**TEXTAUSZUG:**
-=-=-
Drucken

Die Abholzung des Andershofer Wäldchens und die Begleitumstände dazu:

 Ein Investor macht Kleinholz

... und die Stadtverwaltung hilft ihm dabei mit "grünen" Argumenten

 Wer hätte nicht die Debatte um den Verkauf des Andershofer Wäldchens mitbekommen? Zwar steht das Wäldchen noch, aber es ist wohl ohne Wenn und Aber dem Untergang geweiht. Dann kreischen die Sägen, Holz splittert, Baumstämme fallen krachend zu Boden. Hier macht ein Investor Kleinholz - und füllt sich die Taschen.
-=-=-
**EINTRÄGE:**

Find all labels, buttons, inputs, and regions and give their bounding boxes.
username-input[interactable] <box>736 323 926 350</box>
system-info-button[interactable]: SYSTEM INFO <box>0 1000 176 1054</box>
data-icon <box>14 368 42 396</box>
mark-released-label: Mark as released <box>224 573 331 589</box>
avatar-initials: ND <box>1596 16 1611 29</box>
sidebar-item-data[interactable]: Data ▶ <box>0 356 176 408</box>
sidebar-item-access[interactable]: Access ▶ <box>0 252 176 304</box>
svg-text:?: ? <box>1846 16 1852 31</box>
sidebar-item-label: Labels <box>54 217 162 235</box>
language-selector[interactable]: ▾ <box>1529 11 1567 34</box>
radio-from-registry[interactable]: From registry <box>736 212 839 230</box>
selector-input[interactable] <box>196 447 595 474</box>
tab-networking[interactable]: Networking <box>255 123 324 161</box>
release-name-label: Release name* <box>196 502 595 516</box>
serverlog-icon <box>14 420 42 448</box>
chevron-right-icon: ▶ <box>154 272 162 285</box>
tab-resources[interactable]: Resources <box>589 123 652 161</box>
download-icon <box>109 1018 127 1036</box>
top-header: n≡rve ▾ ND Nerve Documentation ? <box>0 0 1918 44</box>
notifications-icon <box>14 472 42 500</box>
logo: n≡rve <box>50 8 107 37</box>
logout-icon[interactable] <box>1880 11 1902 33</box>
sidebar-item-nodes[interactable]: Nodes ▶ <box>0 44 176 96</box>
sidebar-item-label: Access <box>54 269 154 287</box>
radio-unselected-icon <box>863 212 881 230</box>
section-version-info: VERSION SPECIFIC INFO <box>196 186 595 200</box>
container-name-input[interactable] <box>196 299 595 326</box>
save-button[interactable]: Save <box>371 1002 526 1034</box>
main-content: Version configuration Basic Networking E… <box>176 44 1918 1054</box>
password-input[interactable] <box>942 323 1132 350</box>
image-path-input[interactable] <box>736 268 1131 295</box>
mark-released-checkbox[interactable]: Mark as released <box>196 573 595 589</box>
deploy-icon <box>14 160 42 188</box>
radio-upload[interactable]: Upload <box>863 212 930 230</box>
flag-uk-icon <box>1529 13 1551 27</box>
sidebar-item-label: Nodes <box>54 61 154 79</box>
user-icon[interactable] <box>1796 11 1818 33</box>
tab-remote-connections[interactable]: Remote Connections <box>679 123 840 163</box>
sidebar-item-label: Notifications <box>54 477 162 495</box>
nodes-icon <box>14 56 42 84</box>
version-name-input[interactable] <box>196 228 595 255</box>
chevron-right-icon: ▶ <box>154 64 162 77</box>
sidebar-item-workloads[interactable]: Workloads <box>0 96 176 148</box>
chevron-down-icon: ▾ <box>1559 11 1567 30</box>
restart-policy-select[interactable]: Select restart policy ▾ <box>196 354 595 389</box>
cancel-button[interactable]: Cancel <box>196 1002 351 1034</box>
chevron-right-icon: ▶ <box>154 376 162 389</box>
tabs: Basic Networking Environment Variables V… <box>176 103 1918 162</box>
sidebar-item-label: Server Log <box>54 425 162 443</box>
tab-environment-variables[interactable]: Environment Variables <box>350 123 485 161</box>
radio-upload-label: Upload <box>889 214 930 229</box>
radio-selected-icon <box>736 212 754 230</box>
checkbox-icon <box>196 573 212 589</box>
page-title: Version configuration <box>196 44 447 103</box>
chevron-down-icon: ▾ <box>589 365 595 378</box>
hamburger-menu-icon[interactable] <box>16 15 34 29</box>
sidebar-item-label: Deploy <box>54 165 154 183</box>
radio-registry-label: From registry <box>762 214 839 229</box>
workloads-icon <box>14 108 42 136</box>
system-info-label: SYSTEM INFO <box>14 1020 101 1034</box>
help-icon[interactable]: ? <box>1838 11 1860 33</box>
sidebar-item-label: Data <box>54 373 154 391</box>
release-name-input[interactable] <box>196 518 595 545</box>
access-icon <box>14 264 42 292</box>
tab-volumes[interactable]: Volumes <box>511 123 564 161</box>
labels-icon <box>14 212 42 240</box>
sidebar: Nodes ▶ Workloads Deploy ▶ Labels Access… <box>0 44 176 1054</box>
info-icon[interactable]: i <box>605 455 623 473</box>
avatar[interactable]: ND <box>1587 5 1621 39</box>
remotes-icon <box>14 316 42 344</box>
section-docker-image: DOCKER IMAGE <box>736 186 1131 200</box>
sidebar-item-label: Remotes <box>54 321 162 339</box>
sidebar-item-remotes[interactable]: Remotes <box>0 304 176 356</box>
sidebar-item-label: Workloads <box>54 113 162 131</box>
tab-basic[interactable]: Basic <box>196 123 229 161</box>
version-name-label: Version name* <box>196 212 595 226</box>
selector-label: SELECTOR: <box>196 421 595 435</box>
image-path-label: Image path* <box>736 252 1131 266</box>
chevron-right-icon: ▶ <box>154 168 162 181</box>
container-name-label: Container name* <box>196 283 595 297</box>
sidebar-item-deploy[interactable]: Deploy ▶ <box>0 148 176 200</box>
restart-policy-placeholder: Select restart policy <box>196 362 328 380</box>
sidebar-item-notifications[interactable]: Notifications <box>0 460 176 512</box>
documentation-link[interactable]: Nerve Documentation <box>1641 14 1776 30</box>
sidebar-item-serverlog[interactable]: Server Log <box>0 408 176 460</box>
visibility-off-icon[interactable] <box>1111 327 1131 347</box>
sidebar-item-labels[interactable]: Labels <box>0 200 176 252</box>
-=-=-
**ARBEITSAUFTRAG:** Gib aus dem Textauszug über das Andershofer Wäldchen die Stelle von „Die Abholzung des“ bis einschließlich „sich die Taschen.“ wortgetreu wieder.

**VOLLSTÄNDIGE ANTWORT:**
Die Abholzung des Andershofer Wäldchens und die Begleitumstände dazu:

 Ein Investor macht Kleinholz

... und die Stadtverwaltung hilft ihm dabei mit "grünen" Argumenten

 Wer hätte nicht die Debatte um den Verkauf des Andershofer Wäldchens mitbekommen? Zwar steht das Wäldchen noch, aber es ist wohl ohne Wenn und Aber dem Untergang geweiht. Dann kreischen die Sägen, Holz splittert, Baumstämme fallen krachend zu Boden. Hier macht ein Investor Kleinholz - und füllt sich die Taschen.